/---

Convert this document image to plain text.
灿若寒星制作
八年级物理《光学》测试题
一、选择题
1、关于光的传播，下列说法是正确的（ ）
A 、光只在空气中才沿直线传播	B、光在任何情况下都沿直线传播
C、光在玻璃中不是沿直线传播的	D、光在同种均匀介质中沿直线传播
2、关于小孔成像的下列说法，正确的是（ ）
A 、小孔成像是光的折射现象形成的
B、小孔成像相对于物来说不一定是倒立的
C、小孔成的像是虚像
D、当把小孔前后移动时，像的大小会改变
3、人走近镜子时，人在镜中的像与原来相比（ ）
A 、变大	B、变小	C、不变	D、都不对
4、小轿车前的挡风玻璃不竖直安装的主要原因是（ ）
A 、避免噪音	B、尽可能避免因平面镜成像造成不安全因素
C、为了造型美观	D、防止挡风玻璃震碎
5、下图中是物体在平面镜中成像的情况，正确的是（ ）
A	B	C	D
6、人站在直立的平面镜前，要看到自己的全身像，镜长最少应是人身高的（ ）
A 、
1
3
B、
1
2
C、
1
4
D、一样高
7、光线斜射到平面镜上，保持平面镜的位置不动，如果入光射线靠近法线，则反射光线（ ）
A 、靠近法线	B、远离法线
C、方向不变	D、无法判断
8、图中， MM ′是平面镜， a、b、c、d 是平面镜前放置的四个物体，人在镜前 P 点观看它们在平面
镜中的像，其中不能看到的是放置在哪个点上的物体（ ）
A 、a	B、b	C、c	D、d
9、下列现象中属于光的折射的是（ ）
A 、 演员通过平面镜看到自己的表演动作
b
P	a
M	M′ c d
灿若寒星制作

\---

YOUR TASK: Take the data above and return it exactly.

REPLY:
Convert this document image to plain text.
灿若寒星制作
八年级物理《光学》测试题
一、选择题
1、关于光的传播，下列说法是正确的（ ）
A 、光只在空气中才沿直线传播	B、光在任何情况下都沿直线传播
C、光在玻璃中不是沿直线传播的	D、光在同种均匀介质中沿直线传播
2、关于小孔成像的下列说法，正确的是（ ）
A 、小孔成像是光的折射现象形成的
B、小孔成像相对于物来说不一定是倒立的
C、小孔成的像是虚像
D、当把小孔前后移动时，像的大小会改变
3、人走近镜子时，人在镜中的像与原来相比（ ）
A 、变大	B、变小	C、不变	D、都不对
4、小轿车前的挡风玻璃不竖直安装的主要原因是（ ）
A 、避免噪音	B、尽可能避免因平面镜成像造成不安全因素
C、为了造型美观	D、防止挡风玻璃震碎
5、下图中是物体在平面镜中成像的情况，正确的是（ ）
A	B	C	D
6、人站在直立的平面镜前，要看到自己的全身像，镜长最少应是人身高的（ ）
A 、
1
3
B、
1
2
C、
1
4
D、一样高
7、光线斜射到平面镜上，保持平面镜的位置不动，如果入光射线靠近法线，则反射光线（ ）
A 、靠近法线	B、远离法线
C、方向不变	D、无法判断
8、图中， MM ′是平面镜， a、b、c、d 是平面镜前放置的四个物体，人在镜前 P 点观看它们在平面
镜中的像，其中不能看到的是放置在哪个点上的物体（ ）
A 、a	B、b	C、c	D、d
9、下列现象中属于光的折射的是（ ）
A 、 演员通过平面镜看到自己的表演动作
b
P	a
M	M′ c d
灿若寒星制作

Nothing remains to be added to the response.